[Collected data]
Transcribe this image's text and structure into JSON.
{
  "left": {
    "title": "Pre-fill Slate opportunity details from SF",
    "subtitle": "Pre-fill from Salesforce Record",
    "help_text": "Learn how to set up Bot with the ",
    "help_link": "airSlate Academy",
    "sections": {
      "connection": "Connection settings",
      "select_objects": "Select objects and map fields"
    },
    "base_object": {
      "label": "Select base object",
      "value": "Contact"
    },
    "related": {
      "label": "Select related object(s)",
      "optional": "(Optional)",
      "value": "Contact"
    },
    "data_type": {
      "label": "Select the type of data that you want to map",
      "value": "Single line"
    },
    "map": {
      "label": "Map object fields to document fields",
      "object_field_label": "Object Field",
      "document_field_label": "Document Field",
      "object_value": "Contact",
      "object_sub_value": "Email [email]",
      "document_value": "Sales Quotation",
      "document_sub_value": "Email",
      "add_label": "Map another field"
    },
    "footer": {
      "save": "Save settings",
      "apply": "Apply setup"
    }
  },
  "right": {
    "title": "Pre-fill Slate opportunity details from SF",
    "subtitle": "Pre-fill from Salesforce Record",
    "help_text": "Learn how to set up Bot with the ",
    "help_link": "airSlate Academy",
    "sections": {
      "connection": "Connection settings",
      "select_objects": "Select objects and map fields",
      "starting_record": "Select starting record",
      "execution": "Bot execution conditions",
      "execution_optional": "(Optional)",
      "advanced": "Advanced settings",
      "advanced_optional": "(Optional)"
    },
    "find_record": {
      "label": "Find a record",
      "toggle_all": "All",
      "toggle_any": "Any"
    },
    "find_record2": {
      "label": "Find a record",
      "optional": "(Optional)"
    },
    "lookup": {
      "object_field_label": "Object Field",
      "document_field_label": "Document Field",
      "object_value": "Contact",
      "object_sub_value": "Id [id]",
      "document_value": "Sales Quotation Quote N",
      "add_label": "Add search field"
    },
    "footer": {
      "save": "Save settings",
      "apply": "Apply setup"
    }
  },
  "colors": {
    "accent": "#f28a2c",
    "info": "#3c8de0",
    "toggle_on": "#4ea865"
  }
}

Task directions:
Exactly as they are written, print the entries again.

Correct response:
Transcribe this image's text and structure into JSON.
{
  "left": {
    "title": "Pre-fill Slate opportunity details from SF",
    "subtitle": "Pre-fill from Salesforce Record",
    "help_text": "Learn how to set up Bot with the ",
    "help_link": "airSlate Academy",
    "sections": {
      "connection": "Connection settings",
      "select_objects": "Select objects and map fields"
    },
    "base_object": {
      "label": "Select base object",
      "value": "Contact"
    },
    "related": {
      "label": "Select related object(s)",
      "optional": "(Optional)",
      "value": "Contact"
    },
    "data_type": {
      "label": "Select the type of data that you want to map",
      "value": "Single line"
    },
    "map": {
      "label": "Map object fields to document fields",
      "object_field_label": "Object Field",
      "document_field_label": "Document Field",
      "object_value": "Contact",
      "object_sub_value": "Email [email]",
      "document_value": "Sales Quotation",
      "document_sub_value": "Email",
      "add_label": "Map another field"
    },
    "footer": {
      "save": "Save settings",
      "apply": "Apply setup"
    }
  },
  "right": {
    "title": "Pre-fill Slate opportunity details from SF",
    "subtitle": "Pre-fill from Salesforce Record",
    "help_text": "Learn how to set up Bot with the ",
    "help_link": "airSlate Academy",
    "sections": {
      "connection": "Connection settings",
      "select_objects": "Select objects and map fields",
      "starting_record": "Select starting record",
      "execution": "Bot execution conditions",
      "execution_optional": "(Optional)",
      "advanced": "Advanced settings",
      "advanced_optional": "(Optional)"
    },
    "find_record": {
      "label": "Find a record",
      "toggle_all": "All",
      "toggle_any": "Any"
    },
    "find_record2": {
      "label": "Find a record",
      "optional": "(Optional)"
    },
    "lookup": {
      "object_field_label": "Object Field",
      "document_field_label": "Document Field",
      "object_value": "Contact",
      "object_sub_value": "Id [id]",
      "document_value": "Sales Quotation Quote N",
      "add_label": "Add search field"
    },
    "footer": {
      "save": "Save settings",
      "apply": "Apply setup"
    }
  },
  "colors": {
    "accent": "#f28a2c",
    "info": "#3c8de0",
    "toggle_on": "#4ea865"
  }
}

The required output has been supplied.